Task directions>
Pull out every line with the word "Sales".

Data in this exercise>
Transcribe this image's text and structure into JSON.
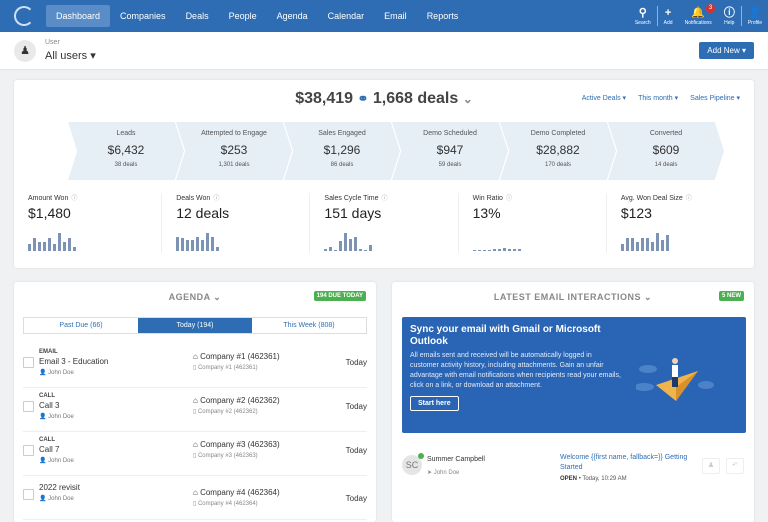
{
  "nav": {
    "items": [
      "Dashboard",
      "Companies",
      "Deals",
      "People",
      "Agenda",
      "Calendar",
      "Email",
      "Reports"
    ],
    "active": "Dashboard",
    "right": [
      {
        "label": "Search",
        "icon": "search-icon"
      },
      {
        "label": "Add",
        "icon": "plus-icon"
      },
      {
        "label": "Notifications",
        "icon": "bell-icon",
        "badge": "3"
      },
      {
        "label": "Help",
        "icon": "info-icon"
      },
      {
        "label": "Profile",
        "icon": "user-icon"
      }
    ]
  },
  "user": {
    "label": "User",
    "value": "All users ▾"
  },
  "add_new": "Add New ▾",
  "summary": {
    "amount": "$38,419",
    "deals": "1,668 deals",
    "filters": [
      "Active Deals ▾",
      "This month ▾",
      "Sales Pipeline ▾"
    ]
  },
  "funnel": [
    {
      "name": "Leads",
      "value": "$6,432",
      "deals": "38 deals"
    },
    {
      "name": "Attempted to Engage",
      "value": "$253",
      "deals": "1,301 deals"
    },
    {
      "name": "Sales Engaged",
      "value": "$1,296",
      "deals": "86 deals"
    },
    {
      "name": "Demo Scheduled",
      "value": "$947",
      "deals": "59 deals"
    },
    {
      "name": "Demo Completed",
      "value": "$28,882",
      "deals": "170 deals"
    },
    {
      "name": "Converted",
      "value": "$609",
      "deals": "14 deals"
    }
  ],
  "metrics": [
    {
      "name": "Amount Won",
      "value": "$1,480",
      "spark": [
        4,
        7,
        5,
        5,
        7,
        4,
        10,
        5,
        7,
        2
      ]
    },
    {
      "name": "Deals Won",
      "value": "12 deals",
      "spark": [
        8,
        7,
        6,
        6,
        8,
        6,
        10,
        8,
        2
      ]
    },
    {
      "name": "Sales Cycle Time",
      "value": "151 days",
      "spark": [
        1,
        2,
        0,
        5,
        9,
        6,
        7,
        1,
        0,
        3
      ]
    },
    {
      "name": "Win Ratio",
      "value": "13%",
      "spark": [
        0.3,
        0.3,
        0.3,
        0.3,
        0.5,
        0.5,
        0.6,
        0.5,
        0.5,
        0.4
      ]
    },
    {
      "name": "Avg. Won Deal Size",
      "value": "$123",
      "spark": [
        4,
        7,
        7,
        5,
        7,
        7,
        5,
        10,
        6,
        9
      ]
    }
  ],
  "agenda": {
    "title": "AGENDA ⌄",
    "badge": "194 DUE TODAY",
    "tabs": [
      "Past Due (66)",
      "Today (194)",
      "This Week (808)"
    ],
    "active_tab": 1,
    "rows": [
      {
        "type": "EMAIL",
        "title": "Email 3 - Education",
        "owner": "John Doe",
        "company": "Company #1 (462361)",
        "company_sub": "Company #1 (462361)",
        "when": "Today"
      },
      {
        "type": "CALL",
        "title": "Call 3",
        "owner": "John Doe",
        "company": "Company #2 (462362)",
        "company_sub": "Company #2 (462362)",
        "when": "Today"
      },
      {
        "type": "CALL",
        "title": "Call 7",
        "owner": "John Doe",
        "company": "Company #3 (462363)",
        "company_sub": "Company #3 (462363)",
        "when": "Today"
      },
      {
        "type": "",
        "title": "2022 revisit",
        "owner": "John Doe",
        "company": "Company #4 (462364)",
        "company_sub": "Company #4 (462364)",
        "when": "Today"
      }
    ]
  },
  "email": {
    "title": "LATEST EMAIL INTERACTIONS ⌄",
    "badge": "5 NEW",
    "sync": {
      "heading": "Sync your email with Gmail or Microsoft Outlook",
      "body": "All emails sent and received will be automatically logged in customer activity history, including attachments. Gain an unfair advantage with email notifications when recipients read your emails, click on a link, or download an attachment.",
      "button": "Start here"
    },
    "item": {
      "initials": "SC",
      "name": "Summer Campbell",
      "owner": "John Doe",
      "subject": "Welcome {{first name, fallback=}} Getting Started",
      "status": "OPEN",
      "time": "• Today, 10:29 AM"
    }
  },
  "colors": {
    "primary": "#2e6db4",
    "success": "#4caf50",
    "badge": "#d9302c"
  }
}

Exercise answer>
      "Sales Pipeline ▾"
      "name": "Sales Engaged",
      "name": "Sales Cycle Time",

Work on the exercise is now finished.